## [Page extract]
Heron’s Formula: To score good marks in exams, students should practice important questions related to the given topics. In this section, we will discuss some of the most important questions on the concept of Heron’s formula.

Before going on to the questions, let’s understand Heron’s formula and its application in our day-to-day lives. At the end of the section, there are some of Heron’s formula extra questions that can help you test your understanding of the formula and its application.

**Heron’s Formula: Introduction**

Heron’s formula is part of the geometry used to calculate the area of a triangle. This formula is also known as Heron’s formula and is named after the Hero of Alexandria.

Don’t we already have a formula for calculating the area of a triangle? Yes, we do; the formula is: (Base×Height)/ 2.

Why do we need a new formula then? Heron’s formula comes into use when we have the measurement of all three sides of a triangle.

Heron’s formula helps in avoiding the stress of finding the angles or other distances first. We can simply calculate the area of the triangle with the help of the measurements of all three sides by using Heron’s formula.

**Heron’s formula**

Area of triangle= √s (s-a) (s-b) (s-c)

Here, a, b and c are the measurements of the sides of a triangle, and “s” is the semi perimeter of the same triangle.

Semi perimeter of a triangle can be calculated as follows:

( a+b+c)/2.

Let’s take an example for a better understanding of the formula:

- Find the area of a triangle whose sides are a,b and c are of 3 cm, 4 cm, and 5 cm, respectively.

**First, we will have to calculate the semi-perimeter of the triangle.**

s= (a+b+c)/2= ( 3+4+5 )/2= 12/2= 6

Hence, s = 6

**Now, using heron’s formula:**

Area of triangle = √s (s-a) (s-b) (s-c)

## [Brief 1]
List each letter that appears in Heron's formula on the Heron's formula page, with what that letter stands for.
## [Brief 2]
Extend the Heron's formula page, picking up right after its final line.

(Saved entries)
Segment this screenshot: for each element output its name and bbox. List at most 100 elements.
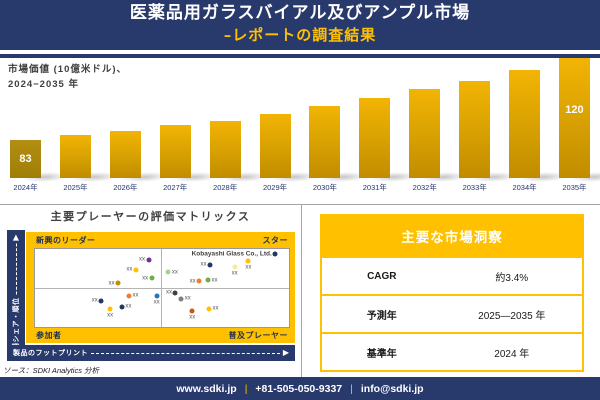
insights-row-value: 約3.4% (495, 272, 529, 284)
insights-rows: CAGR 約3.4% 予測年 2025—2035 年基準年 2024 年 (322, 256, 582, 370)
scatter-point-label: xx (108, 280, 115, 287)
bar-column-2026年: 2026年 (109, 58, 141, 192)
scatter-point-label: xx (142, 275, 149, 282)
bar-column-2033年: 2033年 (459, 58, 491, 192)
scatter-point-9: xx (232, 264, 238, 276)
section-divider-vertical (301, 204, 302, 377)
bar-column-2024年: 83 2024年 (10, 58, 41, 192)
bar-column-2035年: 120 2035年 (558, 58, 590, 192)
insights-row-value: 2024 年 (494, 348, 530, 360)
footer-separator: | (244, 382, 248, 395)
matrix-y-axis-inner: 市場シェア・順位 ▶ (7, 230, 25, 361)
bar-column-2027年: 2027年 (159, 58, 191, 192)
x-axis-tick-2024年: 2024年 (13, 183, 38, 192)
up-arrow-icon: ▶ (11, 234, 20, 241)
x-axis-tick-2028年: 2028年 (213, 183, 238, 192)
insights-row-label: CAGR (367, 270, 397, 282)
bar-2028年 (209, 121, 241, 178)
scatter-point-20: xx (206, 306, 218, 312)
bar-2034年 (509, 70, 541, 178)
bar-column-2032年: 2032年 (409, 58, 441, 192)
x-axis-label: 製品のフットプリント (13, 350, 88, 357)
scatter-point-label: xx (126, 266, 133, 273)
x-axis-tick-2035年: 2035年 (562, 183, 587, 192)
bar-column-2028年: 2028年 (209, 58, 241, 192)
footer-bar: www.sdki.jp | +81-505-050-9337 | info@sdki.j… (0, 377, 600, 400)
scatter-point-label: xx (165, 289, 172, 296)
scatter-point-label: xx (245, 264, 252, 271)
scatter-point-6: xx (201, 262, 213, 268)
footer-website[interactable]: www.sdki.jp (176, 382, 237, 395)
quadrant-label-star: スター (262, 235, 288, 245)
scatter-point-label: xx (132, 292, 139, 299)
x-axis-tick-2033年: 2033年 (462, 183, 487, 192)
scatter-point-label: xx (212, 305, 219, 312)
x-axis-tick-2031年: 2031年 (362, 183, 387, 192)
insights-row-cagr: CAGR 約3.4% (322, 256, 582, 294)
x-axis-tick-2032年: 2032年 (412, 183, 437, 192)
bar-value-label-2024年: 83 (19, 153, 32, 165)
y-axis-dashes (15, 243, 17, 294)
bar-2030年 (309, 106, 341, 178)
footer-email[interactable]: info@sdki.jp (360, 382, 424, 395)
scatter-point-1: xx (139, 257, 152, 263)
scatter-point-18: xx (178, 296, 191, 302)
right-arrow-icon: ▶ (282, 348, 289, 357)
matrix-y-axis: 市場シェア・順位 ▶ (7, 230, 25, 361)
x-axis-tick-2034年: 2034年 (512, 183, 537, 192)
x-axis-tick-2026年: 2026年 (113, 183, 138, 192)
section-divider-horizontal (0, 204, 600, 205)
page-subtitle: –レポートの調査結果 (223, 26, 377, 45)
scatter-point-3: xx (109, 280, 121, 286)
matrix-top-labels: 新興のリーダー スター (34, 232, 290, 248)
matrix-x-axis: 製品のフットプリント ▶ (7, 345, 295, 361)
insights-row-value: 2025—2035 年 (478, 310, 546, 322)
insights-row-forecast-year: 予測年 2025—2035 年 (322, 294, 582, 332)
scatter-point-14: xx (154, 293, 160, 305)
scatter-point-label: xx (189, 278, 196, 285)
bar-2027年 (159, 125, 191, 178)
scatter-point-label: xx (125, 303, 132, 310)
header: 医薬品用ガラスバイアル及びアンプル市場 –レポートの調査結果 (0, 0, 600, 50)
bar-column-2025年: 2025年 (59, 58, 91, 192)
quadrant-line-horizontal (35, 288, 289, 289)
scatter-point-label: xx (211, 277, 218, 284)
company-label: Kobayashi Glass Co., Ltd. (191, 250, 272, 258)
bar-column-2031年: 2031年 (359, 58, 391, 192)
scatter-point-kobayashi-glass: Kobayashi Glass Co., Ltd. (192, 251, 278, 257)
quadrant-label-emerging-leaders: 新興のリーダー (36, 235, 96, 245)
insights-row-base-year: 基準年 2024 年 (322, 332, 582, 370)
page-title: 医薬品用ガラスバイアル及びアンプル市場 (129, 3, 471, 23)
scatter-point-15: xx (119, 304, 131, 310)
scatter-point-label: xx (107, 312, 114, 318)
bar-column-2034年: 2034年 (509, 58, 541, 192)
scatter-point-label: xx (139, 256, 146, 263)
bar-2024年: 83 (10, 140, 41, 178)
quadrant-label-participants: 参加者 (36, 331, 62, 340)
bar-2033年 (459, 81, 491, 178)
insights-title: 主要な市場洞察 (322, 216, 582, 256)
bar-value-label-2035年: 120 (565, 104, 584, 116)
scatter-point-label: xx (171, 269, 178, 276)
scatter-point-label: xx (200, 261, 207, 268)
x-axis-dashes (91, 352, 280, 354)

## [Written reply 1]
- a: the measurement of a side of the triangle
- b: the measurement of a side of the triangle
- c: the measurement of a side of the triangle
- s: the semi perimeter of the triangle

## [Written reply 2]
= √6 (6-3) (6-4) (6-5)

=√6(3) (2) (1)= √6(6)= √36

=6 cm

Therefore, the area of the given triangle is 6cm.

**Application of Heron’s Formula **

- Heron’s formula can easily help us calculate the area of any kind of triangle if we have the measurements of all the sides of the given triangle.
- Heron’s formula can also come in use in calculating the area of a quadrilateral, providing all the sides of the quadrilateral are given.

**Important questions based on Heron’s Formula **

**1. Find the area of the triangle in which**

- a = b = c = 4 cm

Solution: Area of equilateral triangle=√3/4× a²= √3/4 × 4² = 4√3 cm²

- A right-angled triangle whose hypotenuse is 13 cm and the base is 5 cm.

Solution: Area of right-angled triangle = (Base× Height) /2

Given, Hypotenuse= 13 cm and base= 5 cm.

We need to find the height; let’s find out with the help of the Pythagoras theorem.

Hypotenuse²= Base ²+ Perpendicular²

**( Perpendiculars are the heights of the right-angled triangles) **

13²= 5² + Height ²

Therefore, 169 – 25= Height²

Therefore, Height² = 144

Applying roots on both the sides

Height = 12 cm.

Now, area of triangle=( 12 × 5 ) / 2

= 60/2= 30cm²

**2. Find the area of a triangle whose sides are 11 m, 60 m, and 61 m.**

Solution: First, let’s find the value of s.

s= ( 11+ 60 + 61 ) / 2

s= (132)/ 2 = 66 m

As now we have all three sides and the semi-perimeter, we can find the area of the triangle using Heron’s formula.

Area of triangle= √66(66-11)(66-60)(66-61)

=√66(55)(6)(5) = √108900= 330 m²

Therefore, the area of the given triangle is 330 sq. m.

**3. The sides of a triangular plot are in the ratio of 6: 7: 8, and its perimeter is 420 m. Find its area.**

Solution: The ratio of the sides of the triangle is given as 6:7:8

Now, let the common ratio between the sides of the triangle be “x.”

∴ The sides are 6x, 7x and 8x

It is also given that the perimeter of the triangle = 420 cm.

6x + 7x + 8x = 420 cm

=> 21x= 420cm

So, x = 20

Now, the sides of the triangle are 120 cm, 140 cm, 160 cm.

So, the semi perimeter of the triangle (s) = 420/2 = 210 cm

**Using Heron’s formula,**

Area of the triangle= √210( 210-120)(210-140)(210-160)

= √210(90)(70)(50)

= 8133. 26 cm² appx.

Hence, the area of the given triangle is 8133.26 cm² appx.

The above-solved questions must’ve helped you understand the application of Heron’s formula in practical questions. Now, you are ready to practice the questions given below to test your knowledge.

**Extra questions based on Heron’s formula for practice (Unsolved) **

- Find the area of an isosceles triangle with two equal sides as 5 cm each and the third side as 8 cm.
- The sides of a triangle are in the ratio of 12: 17: 25, and its perimeter is 540cm. Find its area.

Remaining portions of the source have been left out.